* **What you are asked to do**
Among the entries, which lines carry the string "brand"? Copy each of them.

* **Entries shown**

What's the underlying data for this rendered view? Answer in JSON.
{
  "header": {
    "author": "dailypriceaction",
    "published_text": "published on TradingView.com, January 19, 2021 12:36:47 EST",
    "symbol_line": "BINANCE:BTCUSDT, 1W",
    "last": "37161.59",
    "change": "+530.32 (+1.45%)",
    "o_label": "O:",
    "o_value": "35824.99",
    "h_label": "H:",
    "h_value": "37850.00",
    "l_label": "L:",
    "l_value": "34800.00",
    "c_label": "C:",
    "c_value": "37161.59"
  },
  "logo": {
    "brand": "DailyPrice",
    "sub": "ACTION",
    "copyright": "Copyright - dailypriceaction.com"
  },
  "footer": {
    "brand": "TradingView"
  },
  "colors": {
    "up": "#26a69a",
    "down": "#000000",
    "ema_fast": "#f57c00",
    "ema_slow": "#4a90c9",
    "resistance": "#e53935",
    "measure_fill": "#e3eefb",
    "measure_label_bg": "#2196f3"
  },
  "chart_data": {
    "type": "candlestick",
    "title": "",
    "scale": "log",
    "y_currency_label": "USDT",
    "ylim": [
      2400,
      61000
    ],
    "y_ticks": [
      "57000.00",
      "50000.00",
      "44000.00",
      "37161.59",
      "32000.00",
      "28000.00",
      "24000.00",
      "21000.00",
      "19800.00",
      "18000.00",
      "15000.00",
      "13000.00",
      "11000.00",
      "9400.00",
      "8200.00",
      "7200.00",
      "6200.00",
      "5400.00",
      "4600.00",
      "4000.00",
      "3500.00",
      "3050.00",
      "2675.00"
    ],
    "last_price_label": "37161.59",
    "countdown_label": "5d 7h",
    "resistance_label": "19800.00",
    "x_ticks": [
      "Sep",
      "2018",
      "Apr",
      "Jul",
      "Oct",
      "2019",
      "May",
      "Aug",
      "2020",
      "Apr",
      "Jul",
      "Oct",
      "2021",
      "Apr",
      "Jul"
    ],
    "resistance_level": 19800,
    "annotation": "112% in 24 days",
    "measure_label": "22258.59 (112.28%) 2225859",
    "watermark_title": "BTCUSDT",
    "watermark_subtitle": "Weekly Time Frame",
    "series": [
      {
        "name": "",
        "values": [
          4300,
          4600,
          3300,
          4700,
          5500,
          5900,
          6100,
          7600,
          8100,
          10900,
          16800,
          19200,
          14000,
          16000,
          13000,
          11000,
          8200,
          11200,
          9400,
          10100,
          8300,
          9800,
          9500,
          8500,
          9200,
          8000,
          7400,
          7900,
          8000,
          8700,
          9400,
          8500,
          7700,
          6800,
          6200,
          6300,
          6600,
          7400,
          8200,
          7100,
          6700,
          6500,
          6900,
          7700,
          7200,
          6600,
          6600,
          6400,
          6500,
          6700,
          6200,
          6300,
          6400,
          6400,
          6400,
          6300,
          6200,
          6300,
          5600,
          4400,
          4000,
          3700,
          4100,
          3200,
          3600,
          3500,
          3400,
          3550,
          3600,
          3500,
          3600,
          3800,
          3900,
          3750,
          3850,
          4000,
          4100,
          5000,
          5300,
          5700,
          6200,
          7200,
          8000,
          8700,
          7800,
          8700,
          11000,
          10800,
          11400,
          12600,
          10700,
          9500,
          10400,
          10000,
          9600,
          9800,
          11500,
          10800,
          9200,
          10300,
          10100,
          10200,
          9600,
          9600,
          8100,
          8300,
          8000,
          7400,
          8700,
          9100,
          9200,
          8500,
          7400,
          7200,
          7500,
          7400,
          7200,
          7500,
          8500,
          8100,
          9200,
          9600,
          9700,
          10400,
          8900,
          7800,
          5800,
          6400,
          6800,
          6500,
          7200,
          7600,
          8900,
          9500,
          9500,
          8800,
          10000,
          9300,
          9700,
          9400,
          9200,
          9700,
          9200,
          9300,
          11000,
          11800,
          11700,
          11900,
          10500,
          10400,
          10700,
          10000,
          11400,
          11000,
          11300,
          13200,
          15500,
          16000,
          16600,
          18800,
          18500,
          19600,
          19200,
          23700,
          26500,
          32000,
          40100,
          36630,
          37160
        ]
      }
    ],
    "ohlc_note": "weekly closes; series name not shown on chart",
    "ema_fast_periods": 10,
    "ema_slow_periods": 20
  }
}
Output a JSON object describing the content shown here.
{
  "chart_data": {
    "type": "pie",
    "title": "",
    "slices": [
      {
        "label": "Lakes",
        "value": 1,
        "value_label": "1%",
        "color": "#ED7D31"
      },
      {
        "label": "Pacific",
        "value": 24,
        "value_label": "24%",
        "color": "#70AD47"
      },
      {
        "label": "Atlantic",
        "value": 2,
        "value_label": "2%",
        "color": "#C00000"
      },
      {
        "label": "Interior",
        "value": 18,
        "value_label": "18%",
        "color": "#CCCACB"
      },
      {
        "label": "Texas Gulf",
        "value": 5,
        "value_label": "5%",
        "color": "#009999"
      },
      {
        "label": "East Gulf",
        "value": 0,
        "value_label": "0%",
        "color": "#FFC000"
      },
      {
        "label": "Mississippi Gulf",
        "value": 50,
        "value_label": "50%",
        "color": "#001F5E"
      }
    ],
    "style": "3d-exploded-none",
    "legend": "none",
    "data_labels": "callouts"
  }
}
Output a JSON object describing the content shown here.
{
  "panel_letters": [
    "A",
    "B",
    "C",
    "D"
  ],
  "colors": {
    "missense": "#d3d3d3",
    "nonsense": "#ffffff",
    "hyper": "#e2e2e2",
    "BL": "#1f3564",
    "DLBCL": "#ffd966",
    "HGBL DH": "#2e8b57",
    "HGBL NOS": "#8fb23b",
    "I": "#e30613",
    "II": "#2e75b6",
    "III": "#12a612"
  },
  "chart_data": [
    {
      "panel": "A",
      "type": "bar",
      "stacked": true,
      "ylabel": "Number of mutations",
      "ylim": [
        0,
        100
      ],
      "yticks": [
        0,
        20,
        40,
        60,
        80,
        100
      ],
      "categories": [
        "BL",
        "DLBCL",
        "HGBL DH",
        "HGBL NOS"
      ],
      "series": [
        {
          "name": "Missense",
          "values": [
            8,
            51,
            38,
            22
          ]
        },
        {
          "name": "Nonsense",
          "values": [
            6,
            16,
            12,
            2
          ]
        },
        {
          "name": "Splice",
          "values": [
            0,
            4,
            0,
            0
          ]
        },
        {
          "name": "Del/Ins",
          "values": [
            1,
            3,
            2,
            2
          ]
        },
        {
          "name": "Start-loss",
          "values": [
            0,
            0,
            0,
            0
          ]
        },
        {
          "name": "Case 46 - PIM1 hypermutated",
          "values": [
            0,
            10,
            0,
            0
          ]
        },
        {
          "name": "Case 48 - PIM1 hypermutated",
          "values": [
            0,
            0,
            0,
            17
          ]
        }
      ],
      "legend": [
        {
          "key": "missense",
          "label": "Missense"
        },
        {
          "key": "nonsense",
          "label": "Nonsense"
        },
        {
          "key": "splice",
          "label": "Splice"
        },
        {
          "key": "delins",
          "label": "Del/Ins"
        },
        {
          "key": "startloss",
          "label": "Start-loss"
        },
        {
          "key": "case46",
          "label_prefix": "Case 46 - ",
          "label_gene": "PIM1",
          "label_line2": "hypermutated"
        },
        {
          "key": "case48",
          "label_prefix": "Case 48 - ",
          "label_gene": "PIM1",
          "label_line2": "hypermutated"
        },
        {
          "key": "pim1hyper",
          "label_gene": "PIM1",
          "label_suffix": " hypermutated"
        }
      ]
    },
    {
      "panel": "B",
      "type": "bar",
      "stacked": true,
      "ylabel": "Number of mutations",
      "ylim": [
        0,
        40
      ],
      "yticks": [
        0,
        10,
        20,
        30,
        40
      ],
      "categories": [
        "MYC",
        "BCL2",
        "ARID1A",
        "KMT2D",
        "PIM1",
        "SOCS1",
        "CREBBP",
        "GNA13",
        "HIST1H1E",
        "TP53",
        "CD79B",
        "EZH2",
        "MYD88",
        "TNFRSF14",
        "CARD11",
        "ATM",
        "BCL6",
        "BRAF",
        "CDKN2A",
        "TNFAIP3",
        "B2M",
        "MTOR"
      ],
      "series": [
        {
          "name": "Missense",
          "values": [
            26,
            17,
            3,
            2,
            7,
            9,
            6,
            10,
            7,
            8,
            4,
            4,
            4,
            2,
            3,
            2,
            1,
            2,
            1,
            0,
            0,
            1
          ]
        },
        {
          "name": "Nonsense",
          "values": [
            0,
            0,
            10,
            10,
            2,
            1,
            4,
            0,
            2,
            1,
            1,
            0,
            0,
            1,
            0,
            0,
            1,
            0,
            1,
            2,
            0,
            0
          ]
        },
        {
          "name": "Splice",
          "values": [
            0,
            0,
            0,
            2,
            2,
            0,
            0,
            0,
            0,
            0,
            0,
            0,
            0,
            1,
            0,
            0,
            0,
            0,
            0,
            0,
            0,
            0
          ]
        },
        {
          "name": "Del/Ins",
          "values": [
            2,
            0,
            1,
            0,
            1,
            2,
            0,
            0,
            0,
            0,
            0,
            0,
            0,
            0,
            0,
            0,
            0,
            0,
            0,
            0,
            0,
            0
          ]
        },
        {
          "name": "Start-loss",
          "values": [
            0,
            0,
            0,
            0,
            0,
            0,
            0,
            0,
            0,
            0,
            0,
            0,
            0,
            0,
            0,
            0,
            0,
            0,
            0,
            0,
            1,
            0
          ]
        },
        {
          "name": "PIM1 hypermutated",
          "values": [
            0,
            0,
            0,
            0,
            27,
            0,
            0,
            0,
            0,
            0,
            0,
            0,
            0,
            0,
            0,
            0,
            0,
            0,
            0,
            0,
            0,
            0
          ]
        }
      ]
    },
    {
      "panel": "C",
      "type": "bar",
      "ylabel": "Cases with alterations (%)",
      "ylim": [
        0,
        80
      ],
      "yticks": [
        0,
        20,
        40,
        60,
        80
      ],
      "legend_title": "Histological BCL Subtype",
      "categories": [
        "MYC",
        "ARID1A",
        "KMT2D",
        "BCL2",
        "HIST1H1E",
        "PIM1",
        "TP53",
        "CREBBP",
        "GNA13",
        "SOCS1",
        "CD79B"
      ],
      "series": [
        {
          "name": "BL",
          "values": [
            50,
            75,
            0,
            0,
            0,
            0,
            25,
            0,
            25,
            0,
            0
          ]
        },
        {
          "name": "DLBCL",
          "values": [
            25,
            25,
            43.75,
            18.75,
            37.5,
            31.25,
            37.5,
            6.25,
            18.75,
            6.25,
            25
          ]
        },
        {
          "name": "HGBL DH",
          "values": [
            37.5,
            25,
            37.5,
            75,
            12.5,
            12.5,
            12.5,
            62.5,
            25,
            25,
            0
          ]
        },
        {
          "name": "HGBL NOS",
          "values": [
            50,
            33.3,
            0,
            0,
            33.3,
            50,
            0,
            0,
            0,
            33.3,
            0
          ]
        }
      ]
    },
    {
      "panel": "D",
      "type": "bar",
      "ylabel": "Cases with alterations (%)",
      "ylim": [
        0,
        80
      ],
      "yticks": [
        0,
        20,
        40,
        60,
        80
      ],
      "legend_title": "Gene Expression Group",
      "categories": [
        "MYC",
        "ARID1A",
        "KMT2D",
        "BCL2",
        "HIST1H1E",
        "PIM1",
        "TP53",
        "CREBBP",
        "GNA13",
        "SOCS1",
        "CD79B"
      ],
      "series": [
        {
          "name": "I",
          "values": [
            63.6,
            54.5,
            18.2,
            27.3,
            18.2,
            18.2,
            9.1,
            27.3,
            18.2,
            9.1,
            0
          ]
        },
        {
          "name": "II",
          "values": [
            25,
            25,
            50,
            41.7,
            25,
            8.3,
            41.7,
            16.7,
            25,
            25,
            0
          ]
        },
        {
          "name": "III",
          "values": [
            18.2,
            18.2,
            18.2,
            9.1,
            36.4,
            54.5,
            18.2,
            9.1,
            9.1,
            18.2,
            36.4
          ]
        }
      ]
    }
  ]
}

* **Output**
    "brand": "DailyPrice",
    "brand": "TradingView"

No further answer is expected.